• WHAT IS EXPECTED
Output all the entries word for word. Omit the pictures.

• DATA ENTRIES
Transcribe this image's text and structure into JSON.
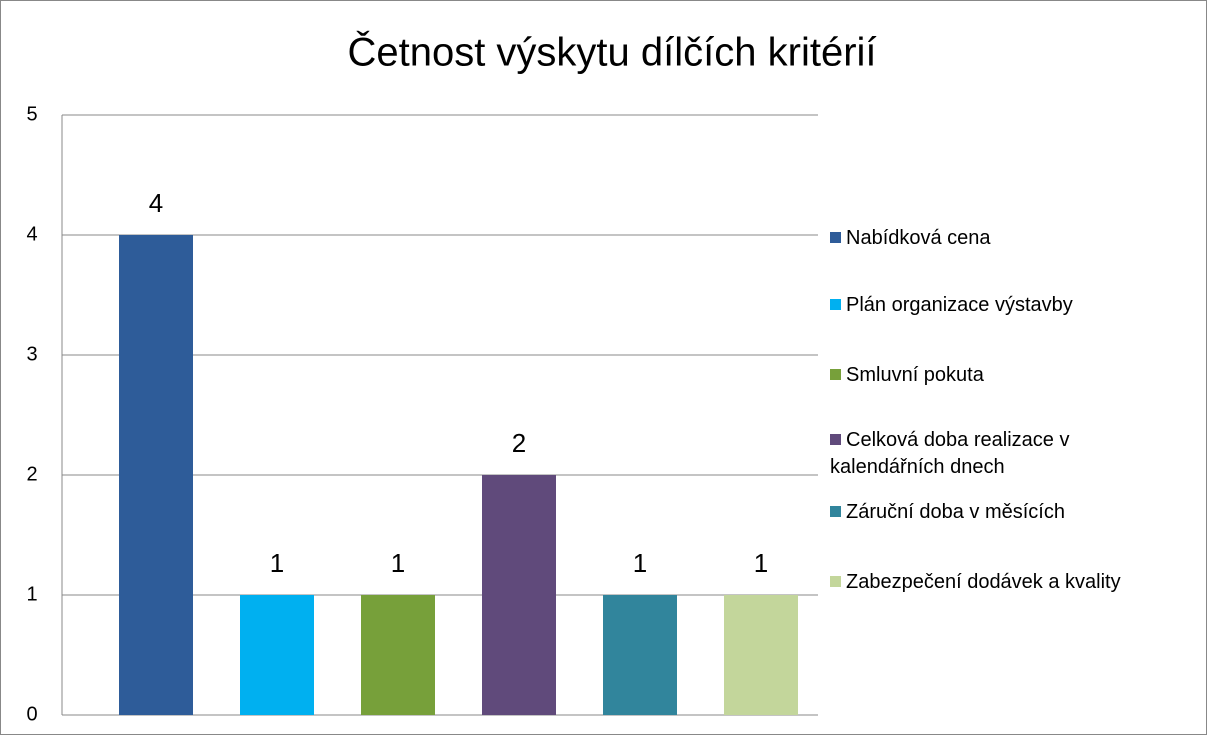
{
  "chart_data": {
    "type": "bar",
    "title": "Četnost výskytu dílčích kritérií",
    "series": [
      {
        "name": "Nabídková cena",
        "color": "#2e5c99",
        "values": [
          4
        ]
      },
      {
        "name": "Plán organizace výstavby",
        "color": "#00b0f0",
        "values": [
          1
        ]
      },
      {
        "name": "Smluvní pokuta",
        "color": "#77a03a",
        "values": [
          1
        ]
      },
      {
        "name": "Celková doba realizace v kalendářních dnech",
        "color": "#604a7b",
        "values": [
          2
        ]
      },
      {
        "name": "Záruční doba v měsících",
        "color": "#31859c",
        "values": [
          1
        ]
      },
      {
        "name": "Zabezpečení dodávek a kvality",
        "color": "#c3d69b",
        "values": [
          1
        ]
      }
    ],
    "ylim": [
      0,
      5
    ],
    "yticks": [
      0,
      1,
      2,
      3,
      4,
      5
    ],
    "grid": true,
    "legend": "right"
  }
}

• SOLUTION FOR THIS EXERCISE
Transcribe this image's text and structure into JSON.
{
  "chart_data": {
    "type": "bar",
    "title": "Četnost výskytu dílčích kritérií",
    "series": [
      {
        "name": "Nabídková cena",
        "color": "#2e5c99",
        "values": [
          4
        ]
      },
      {
        "name": "Plán organizace výstavby",
        "color": "#00b0f0",
        "values": [
          1
        ]
      },
      {
        "name": "Smluvní pokuta",
        "color": "#77a03a",
        "values": [
          1
        ]
      },
      {
        "name": "Celková doba realizace v kalendářních dnech",
        "color": "#604a7b",
        "values": [
          2
        ]
      },
      {
        "name": "Záruční doba v měsících",
        "color": "#31859c",
        "values": [
          1
        ]
      },
      {
        "name": "Zabezpečení dodávek a kvality",
        "color": "#c3d69b",
        "values": [
          1
        ]
      }
    ],
    "ylim": [
      0,
      5
    ],
    "yticks": [
      0,
      1,
      2,
      3,
      4,
      5
    ],
    "grid": true,
    "legend": "right"
  }
}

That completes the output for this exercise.